Task objective ▸
Repeat each entry word for word. Leave any images out of the copy.

(Items from a data source)
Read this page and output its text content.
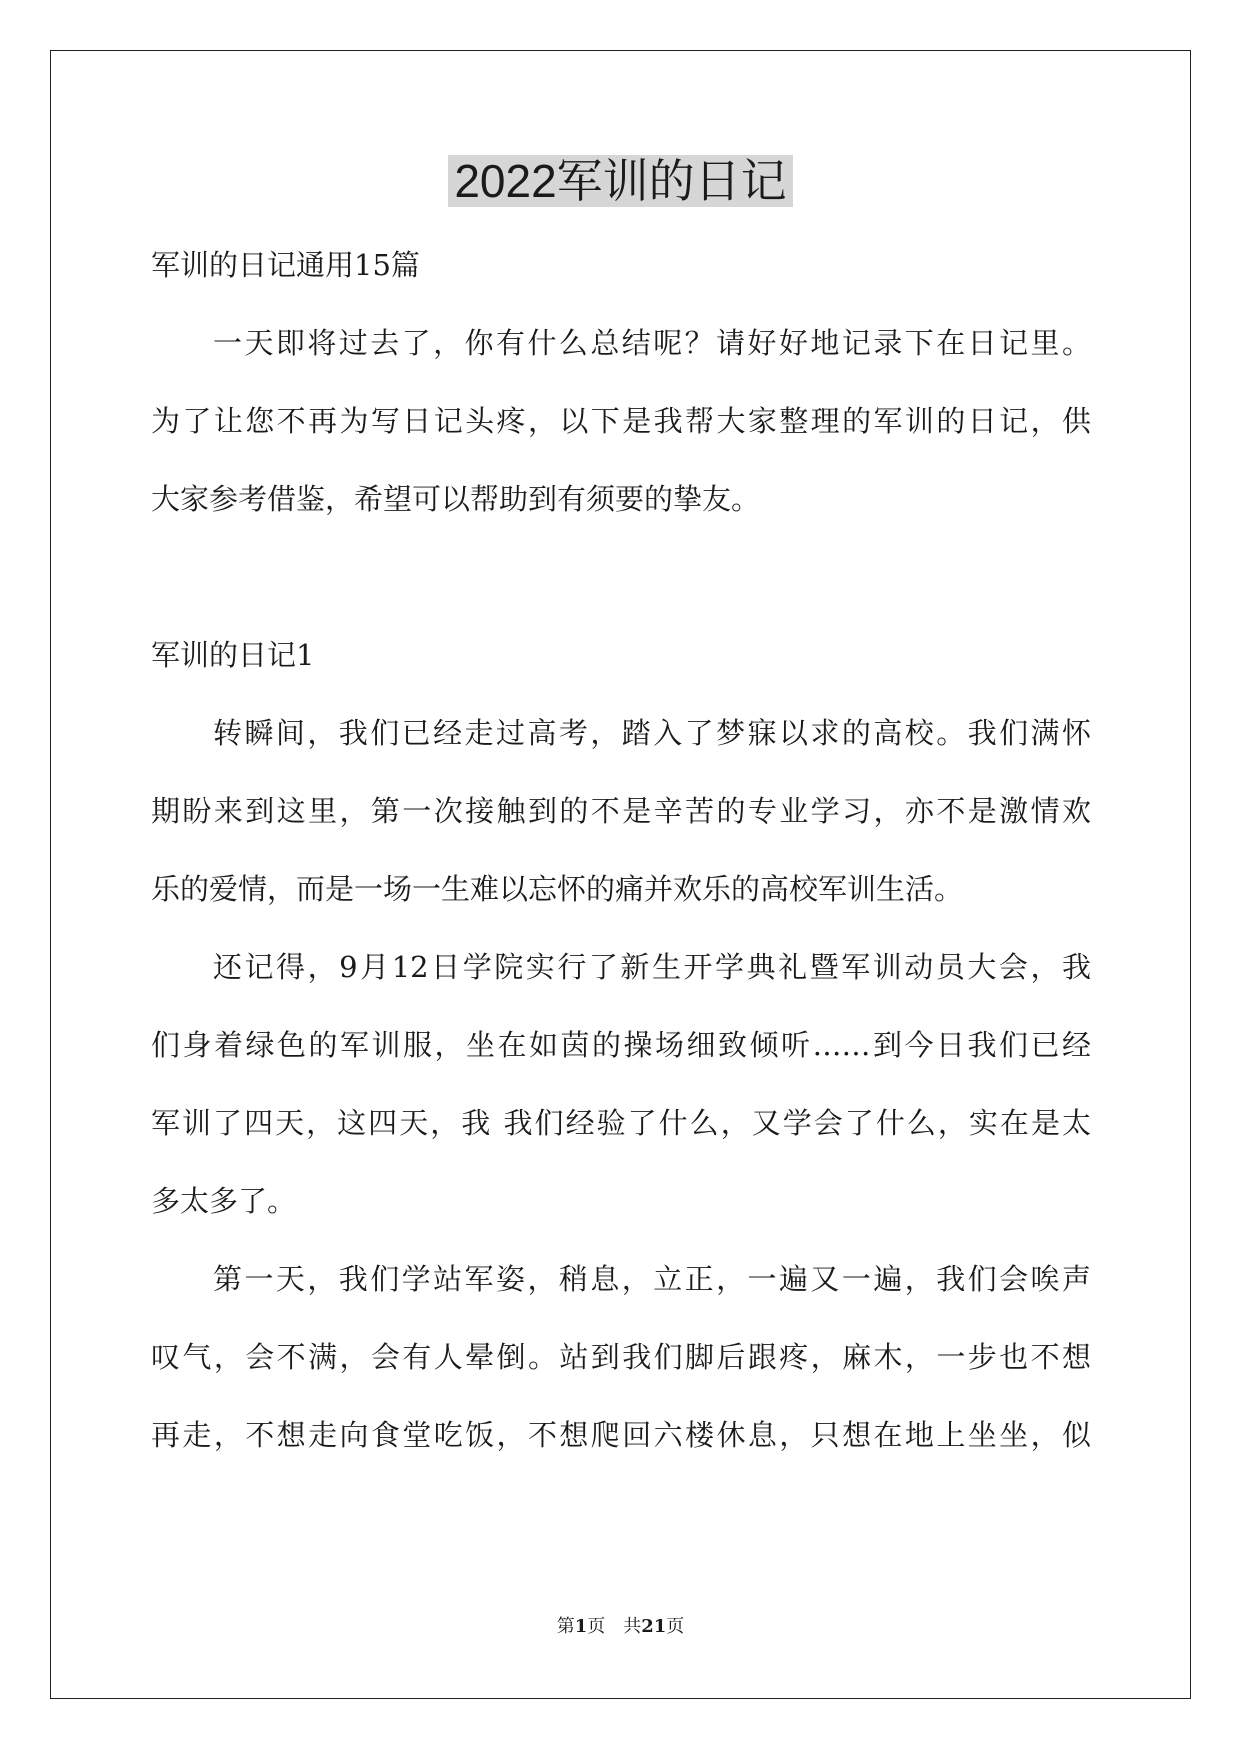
2022军训的日记
军训的日记通用15篇
一天即将过去了，你有什么总结呢？请好好地记录下在日记里。
为了让您不再为写日记头疼，以下是我帮大家整理的军训的日记，供
大家参考借鉴，希望可以帮助到有须要的挚友。
军训的日记1
转瞬间，我们已经走过高考，踏入了梦寐以求的高校。我们满怀
期盼来到这里，第一次接触到的不是辛苦的专业学习，亦不是激情欢
乐的爱情，而是一场一生难以忘怀的痛并欢乐的高校军训生活。
还记得，9月12日学院实行了新生开学典礼暨军训动员大会，我
们身着绿色的军训服，坐在如茵的操场细致倾听……到今日我们已经
军训了四天，这四天，我 我们经验了什么，又学会了什么，实在是太
多太多了。
第一天，我们学站军姿，稍息，立正，一遍又一遍，我们会唉声
叹气，会不满，会有人晕倒。站到我们脚后跟疼，麻木，一步也不想
再走，不想走向食堂吃饭，不想爬回六楼休息，只想在地上坐坐，似
第1页 共21页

The completed task ▸
Read this page and output its text content.
2022军训的日记
军训的日记通用15篇
一天即将过去了，你有什么总结呢？请好好地记录下在日记里。
为了让您不再为写日记头疼，以下是我帮大家整理的军训的日记，供
大家参考借鉴，希望可以帮助到有须要的挚友。
军训的日记1
转瞬间，我们已经走过高考，踏入了梦寐以求的高校。我们满怀
期盼来到这里，第一次接触到的不是辛苦的专业学习，亦不是激情欢
乐的爱情，而是一场一生难以忘怀的痛并欢乐的高校军训生活。
还记得，9月12日学院实行了新生开学典礼暨军训动员大会，我
们身着绿色的军训服，坐在如茵的操场细致倾听……到今日我们已经
军训了四天，这四天，我 我们经验了什么，又学会了什么，实在是太
多太多了。
第一天，我们学站军姿，稍息，立正，一遍又一遍，我们会唉声
叹气，会不满，会有人晕倒。站到我们脚后跟疼，麻木，一步也不想
再走，不想走向食堂吃饭，不想爬回六楼休息，只想在地上坐坐，似
第1页 共21页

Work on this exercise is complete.